Collection entries
--- Begin ---

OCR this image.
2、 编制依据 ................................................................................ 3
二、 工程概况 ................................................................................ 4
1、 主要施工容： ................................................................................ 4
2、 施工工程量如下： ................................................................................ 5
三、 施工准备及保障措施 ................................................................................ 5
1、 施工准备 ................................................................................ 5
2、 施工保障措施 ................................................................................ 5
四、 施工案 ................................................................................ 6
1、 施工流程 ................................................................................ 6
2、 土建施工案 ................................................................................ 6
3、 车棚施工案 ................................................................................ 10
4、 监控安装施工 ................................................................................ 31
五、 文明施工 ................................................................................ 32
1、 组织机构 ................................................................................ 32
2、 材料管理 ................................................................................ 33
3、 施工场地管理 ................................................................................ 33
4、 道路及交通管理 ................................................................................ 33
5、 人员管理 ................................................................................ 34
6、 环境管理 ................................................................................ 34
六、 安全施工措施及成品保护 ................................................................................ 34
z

--- End ---

Stated task |
Reproduce each record shown above without altering a single word.

Exercise answer |
OCR this image.
2、 编制依据 ................................................................................ 3
二、 工程概况 ................................................................................ 4
1、 主要施工容： ................................................................................ 4
2、 施工工程量如下： ................................................................................ 5
三、 施工准备及保障措施 ................................................................................ 5
1、 施工准备 ................................................................................ 5
2、 施工保障措施 ................................................................................ 5
四、 施工案 ................................................................................ 6
1、 施工流程 ................................................................................ 6
2、 土建施工案 ................................................................................ 6
3、 车棚施工案 ................................................................................ 10
4、 监控安装施工 ................................................................................ 31
五、 文明施工 ................................................................................ 32
1、 组织机构 ................................................................................ 32
2、 材料管理 ................................................................................ 33
3、 施工场地管理 ................................................................................ 33
4、 道路及交通管理 ................................................................................ 33
5、 人员管理 ................................................................................ 34
6、 环境管理 ................................................................................ 34
六、 安全施工措施及成品保护 ................................................................................ 34
z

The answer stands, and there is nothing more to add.